### What you should do
Each line holding the word "triangle" counts once; give the total and nothing more.

Dataset records
________________________

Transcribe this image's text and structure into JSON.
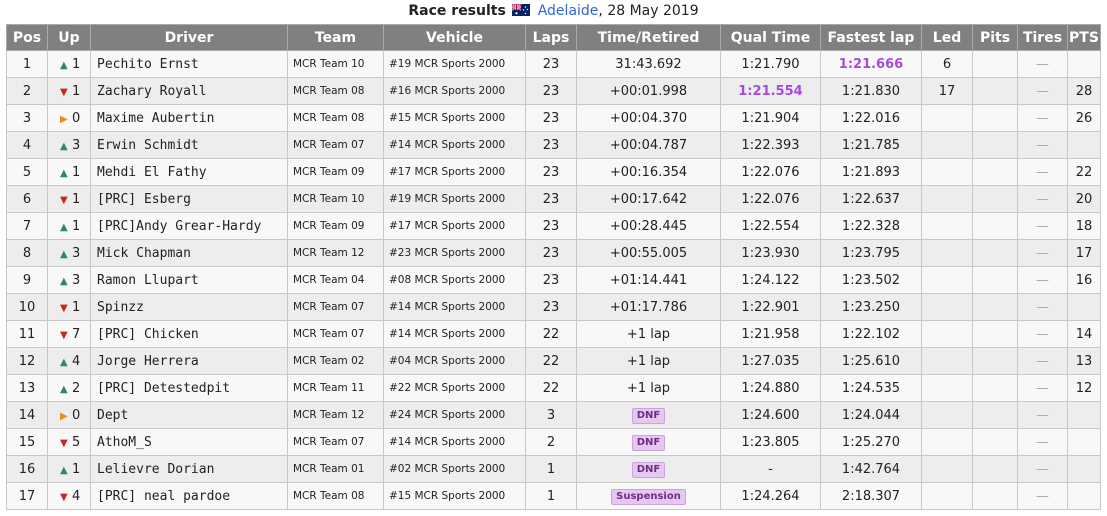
{
  "caption": {
    "title": "Race results",
    "location": "Adelaide",
    "date": ", 28 May 2019"
  },
  "headers": [
    "Pos",
    "Up",
    "Driver",
    "Team",
    "Vehicle",
    "Laps",
    "Time/Retired",
    "Qual Time",
    "Fastest lap",
    "Led",
    "Pits",
    "Tires",
    "PTS"
  ],
  "rows": [
    {
      "pos": "1",
      "dir": "up",
      "up": "1",
      "driver": "Pechito Ernst",
      "team": "MCR Team 10",
      "vehicle": "#19 MCR Sports 2000",
      "laps": "23",
      "time": "31:43.692",
      "time_badge": false,
      "qual": "1:21.790",
      "qual_best": false,
      "fast": "1:21.666",
      "fast_best": true,
      "led": "6",
      "pits": "",
      "tires": "—",
      "pts": ""
    },
    {
      "pos": "2",
      "dir": "down",
      "up": "1",
      "driver": "Zachary Royall",
      "team": "MCR Team 08",
      "vehicle": "#16 MCR Sports 2000",
      "laps": "23",
      "time": "+00:01.998",
      "time_badge": false,
      "qual": "1:21.554",
      "qual_best": true,
      "fast": "1:21.830",
      "fast_best": false,
      "led": "17",
      "pits": "",
      "tires": "—",
      "pts": "28"
    },
    {
      "pos": "3",
      "dir": "same",
      "up": "0",
      "driver": "Maxime Aubertin",
      "team": "MCR Team 08",
      "vehicle": "#15 MCR Sports 2000",
      "laps": "23",
      "time": "+00:04.370",
      "time_badge": false,
      "qual": "1:21.904",
      "qual_best": false,
      "fast": "1:22.016",
      "fast_best": false,
      "led": "",
      "pits": "",
      "tires": "—",
      "pts": "26"
    },
    {
      "pos": "4",
      "dir": "up",
      "up": "3",
      "driver": "Erwin Schmidt",
      "team": "MCR Team 07",
      "vehicle": "#14 MCR Sports 2000",
      "laps": "23",
      "time": "+00:04.787",
      "time_badge": false,
      "qual": "1:22.393",
      "qual_best": false,
      "fast": "1:21.785",
      "fast_best": false,
      "led": "",
      "pits": "",
      "tires": "—",
      "pts": ""
    },
    {
      "pos": "5",
      "dir": "up",
      "up": "1",
      "driver": "Mehdi El Fathy",
      "team": "MCR Team 09",
      "vehicle": "#17 MCR Sports 2000",
      "laps": "23",
      "time": "+00:16.354",
      "time_badge": false,
      "qual": "1:22.076",
      "qual_best": false,
      "fast": "1:21.893",
      "fast_best": false,
      "led": "",
      "pits": "",
      "tires": "—",
      "pts": "22"
    },
    {
      "pos": "6",
      "dir": "down",
      "up": "1",
      "driver": "[PRC] Esberg",
      "team": "MCR Team 10",
      "vehicle": "#19 MCR Sports 2000",
      "laps": "23",
      "time": "+00:17.642",
      "time_badge": false,
      "qual": "1:22.076",
      "qual_best": false,
      "fast": "1:22.637",
      "fast_best": false,
      "led": "",
      "pits": "",
      "tires": "—",
      "pts": "20"
    },
    {
      "pos": "7",
      "dir": "up",
      "up": "1",
      "driver": "[PRC]Andy Grear-Hardy",
      "team": "MCR Team 09",
      "vehicle": "#17 MCR Sports 2000",
      "laps": "23",
      "time": "+00:28.445",
      "time_badge": false,
      "qual": "1:22.554",
      "qual_best": false,
      "fast": "1:22.328",
      "fast_best": false,
      "led": "",
      "pits": "",
      "tires": "—",
      "pts": "18"
    },
    {
      "pos": "8",
      "dir": "up",
      "up": "3",
      "driver": "Mick Chapman",
      "team": "MCR Team 12",
      "vehicle": "#23 MCR Sports 2000",
      "laps": "23",
      "time": "+00:55.005",
      "time_badge": false,
      "qual": "1:23.930",
      "qual_best": false,
      "fast": "1:23.795",
      "fast_best": false,
      "led": "",
      "pits": "",
      "tires": "—",
      "pts": "17"
    },
    {
      "pos": "9",
      "dir": "up",
      "up": "3",
      "driver": "Ramon Llupart",
      "team": "MCR Team 04",
      "vehicle": "#08 MCR Sports 2000",
      "laps": "23",
      "time": "+01:14.441",
      "time_badge": false,
      "qual": "1:24.122",
      "qual_best": false,
      "fast": "1:23.502",
      "fast_best": false,
      "led": "",
      "pits": "",
      "tires": "—",
      "pts": "16"
    },
    {
      "pos": "10",
      "dir": "down",
      "up": "1",
      "driver": "Spinzz",
      "team": "MCR Team 07",
      "vehicle": "#14 MCR Sports 2000",
      "laps": "23",
      "time": "+01:17.786",
      "time_badge": false,
      "qual": "1:22.901",
      "qual_best": false,
      "fast": "1:23.250",
      "fast_best": false,
      "led": "",
      "pits": "",
      "tires": "—",
      "pts": ""
    },
    {
      "pos": "11",
      "dir": "down",
      "up": "7",
      "driver": "[PRC] Chicken",
      "team": "MCR Team 07",
      "vehicle": "#14 MCR Sports 2000",
      "laps": "22",
      "time": "+1 lap",
      "time_badge": false,
      "qual": "1:21.958",
      "qual_best": false,
      "fast": "1:22.102",
      "fast_best": false,
      "led": "",
      "pits": "",
      "tires": "—",
      "pts": "14"
    },
    {
      "pos": "12",
      "dir": "up",
      "up": "4",
      "driver": "Jorge Herrera",
      "team": "MCR Team 02",
      "vehicle": "#04 MCR Sports 2000",
      "laps": "22",
      "time": "+1 lap",
      "time_badge": false,
      "qual": "1:27.035",
      "qual_best": false,
      "fast": "1:25.610",
      "fast_best": false,
      "led": "",
      "pits": "",
      "tires": "—",
      "pts": "13"
    },
    {
      "pos": "13",
      "dir": "up",
      "up": "2",
      "driver": "[PRC] Detestedpit",
      "team": "MCR Team 11",
      "vehicle": "#22 MCR Sports 2000",
      "laps": "22",
      "time": "+1 lap",
      "time_badge": false,
      "qual": "1:24.880",
      "qual_best": false,
      "fast": "1:24.535",
      "fast_best": false,
      "led": "",
      "pits": "",
      "tires": "—",
      "pts": "12"
    },
    {
      "pos": "14",
      "dir": "same",
      "up": "0",
      "driver": "Dept",
      "team": "MCR Team 12",
      "vehicle": "#24 MCR Sports 2000",
      "laps": "3",
      "time": "DNF",
      "time_badge": true,
      "qual": "1:24.600",
      "qual_best": false,
      "fast": "1:24.044",
      "fast_best": false,
      "led": "",
      "pits": "",
      "tires": "—",
      "pts": ""
    },
    {
      "pos": "15",
      "dir": "down",
      "up": "5",
      "driver": "AthoM_S",
      "team": "MCR Team 07",
      "vehicle": "#14 MCR Sports 2000",
      "laps": "2",
      "time": "DNF",
      "time_badge": true,
      "qual": "1:23.805",
      "qual_best": false,
      "fast": "1:25.270",
      "fast_best": false,
      "led": "",
      "pits": "",
      "tires": "—",
      "pts": ""
    },
    {
      "pos": "16",
      "dir": "up",
      "up": "1",
      "driver": "Lelievre Dorian",
      "team": "MCR Team 01",
      "vehicle": "#02 MCR Sports 2000",
      "laps": "1",
      "time": "DNF",
      "time_badge": true,
      "qual": "-",
      "qual_best": false,
      "fast": "1:42.764",
      "fast_best": false,
      "led": "",
      "pits": "",
      "tires": "—",
      "pts": ""
    },
    {
      "pos": "17",
      "dir": "down",
      "up": "4",
      "driver": "[PRC] neal pardoe",
      "team": "MCR Team 08",
      "vehicle": "#15 MCR Sports 2000",
      "laps": "1",
      "time": "Suspension",
      "time_badge": true,
      "qual": "1:24.264",
      "qual_best": false,
      "fast": "2:18.307",
      "fast_best": false,
      "led": "",
      "pits": "",
      "tires": "—",
      "pts": ""
    }
  ],
  "colors": {
    "header_bg": "#808080",
    "best_time": "#a64bd9",
    "arrow_up": "#2e8b57",
    "arrow_down": "#cc2222",
    "arrow_same": "#f08a1c",
    "link": "#3366cc"
  },
  "icons": {
    "flag": "australia-flag-icon",
    "up": "triangle-up-icon",
    "down": "triangle-down-icon",
    "same": "triangle-right-icon"
  }
}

________________________

### Solution to the problem
3